- What is needed:
Which rows below contain the string "nagasaki", matching case? Copy each of those rows in full.

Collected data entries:
────────────────────────────────────────

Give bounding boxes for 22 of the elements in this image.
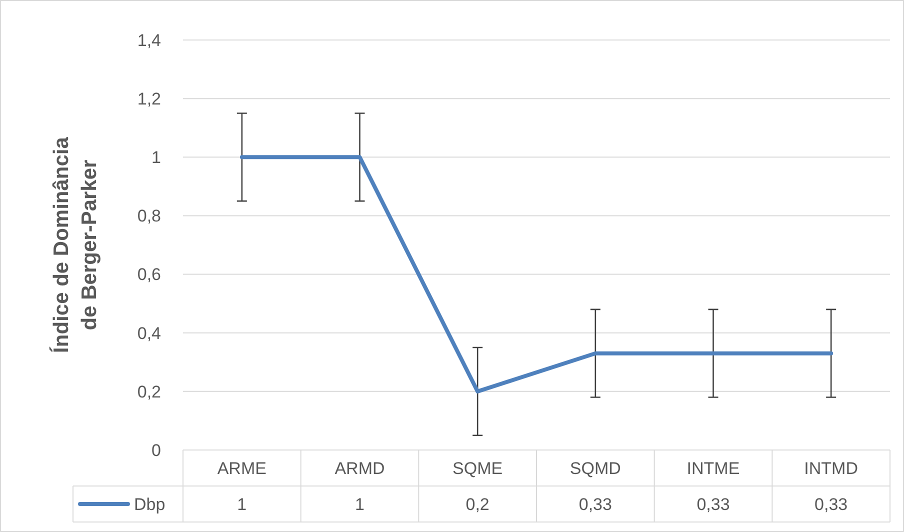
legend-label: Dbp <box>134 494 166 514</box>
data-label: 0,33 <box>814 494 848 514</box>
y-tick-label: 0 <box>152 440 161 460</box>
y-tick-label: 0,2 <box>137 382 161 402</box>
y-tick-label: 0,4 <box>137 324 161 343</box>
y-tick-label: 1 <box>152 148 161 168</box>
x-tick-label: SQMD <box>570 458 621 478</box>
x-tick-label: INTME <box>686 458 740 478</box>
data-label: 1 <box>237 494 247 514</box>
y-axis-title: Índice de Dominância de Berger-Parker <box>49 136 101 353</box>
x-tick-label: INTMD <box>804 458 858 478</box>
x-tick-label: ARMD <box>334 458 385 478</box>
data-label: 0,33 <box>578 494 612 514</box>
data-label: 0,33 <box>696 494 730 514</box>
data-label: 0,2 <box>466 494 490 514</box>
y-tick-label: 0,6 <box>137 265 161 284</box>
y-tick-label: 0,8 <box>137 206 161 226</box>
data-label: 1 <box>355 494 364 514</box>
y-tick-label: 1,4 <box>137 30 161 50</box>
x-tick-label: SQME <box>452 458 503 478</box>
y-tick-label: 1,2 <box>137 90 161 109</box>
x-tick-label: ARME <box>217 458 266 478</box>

────────────────────────────────────────

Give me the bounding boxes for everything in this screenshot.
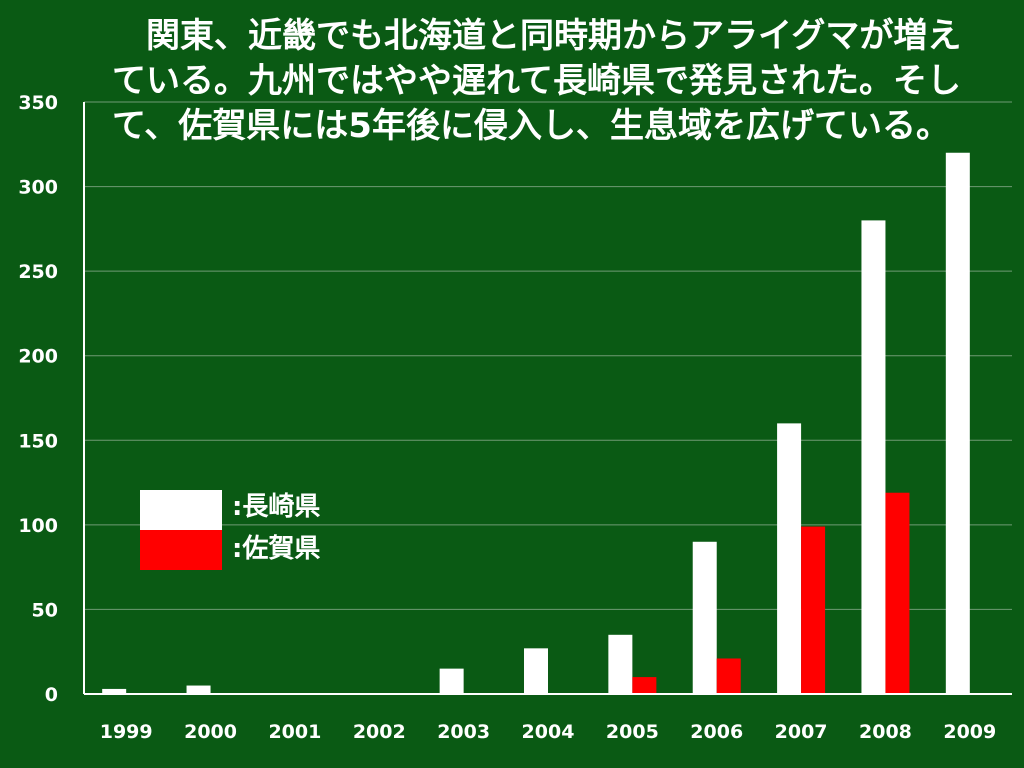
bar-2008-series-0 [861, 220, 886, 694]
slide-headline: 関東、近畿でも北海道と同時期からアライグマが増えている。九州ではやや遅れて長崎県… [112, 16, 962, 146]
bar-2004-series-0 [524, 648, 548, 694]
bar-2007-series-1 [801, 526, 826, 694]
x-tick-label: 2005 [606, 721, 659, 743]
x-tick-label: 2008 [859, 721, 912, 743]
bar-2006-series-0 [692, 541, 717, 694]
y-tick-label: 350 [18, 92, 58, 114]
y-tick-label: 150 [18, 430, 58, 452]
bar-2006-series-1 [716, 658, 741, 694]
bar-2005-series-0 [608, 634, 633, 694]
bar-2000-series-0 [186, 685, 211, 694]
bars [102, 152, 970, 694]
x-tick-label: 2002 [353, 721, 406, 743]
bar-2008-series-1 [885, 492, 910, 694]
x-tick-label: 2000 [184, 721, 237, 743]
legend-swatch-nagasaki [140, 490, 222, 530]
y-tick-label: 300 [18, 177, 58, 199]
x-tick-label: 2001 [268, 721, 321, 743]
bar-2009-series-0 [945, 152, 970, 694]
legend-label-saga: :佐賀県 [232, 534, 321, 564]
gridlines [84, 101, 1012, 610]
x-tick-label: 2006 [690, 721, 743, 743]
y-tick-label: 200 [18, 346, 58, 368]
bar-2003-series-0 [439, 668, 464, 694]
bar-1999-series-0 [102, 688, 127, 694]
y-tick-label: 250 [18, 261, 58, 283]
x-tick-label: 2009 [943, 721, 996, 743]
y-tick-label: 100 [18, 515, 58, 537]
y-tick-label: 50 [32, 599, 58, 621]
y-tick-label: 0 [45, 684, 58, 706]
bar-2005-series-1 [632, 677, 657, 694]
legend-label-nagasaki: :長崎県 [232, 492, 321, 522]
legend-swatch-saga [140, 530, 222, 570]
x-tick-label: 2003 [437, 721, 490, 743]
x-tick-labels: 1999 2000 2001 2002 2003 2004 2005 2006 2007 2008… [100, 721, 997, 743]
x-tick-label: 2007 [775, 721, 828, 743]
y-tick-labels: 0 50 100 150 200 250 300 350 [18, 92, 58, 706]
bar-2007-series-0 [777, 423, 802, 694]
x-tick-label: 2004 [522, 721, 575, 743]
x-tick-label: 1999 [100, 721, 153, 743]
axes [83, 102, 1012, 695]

────────────────────────────────────────

- The output:
legend-swatch-nagasaki [140, 490, 222, 530]
legend-label-nagasaki: :長崎県 [232, 492, 321, 522]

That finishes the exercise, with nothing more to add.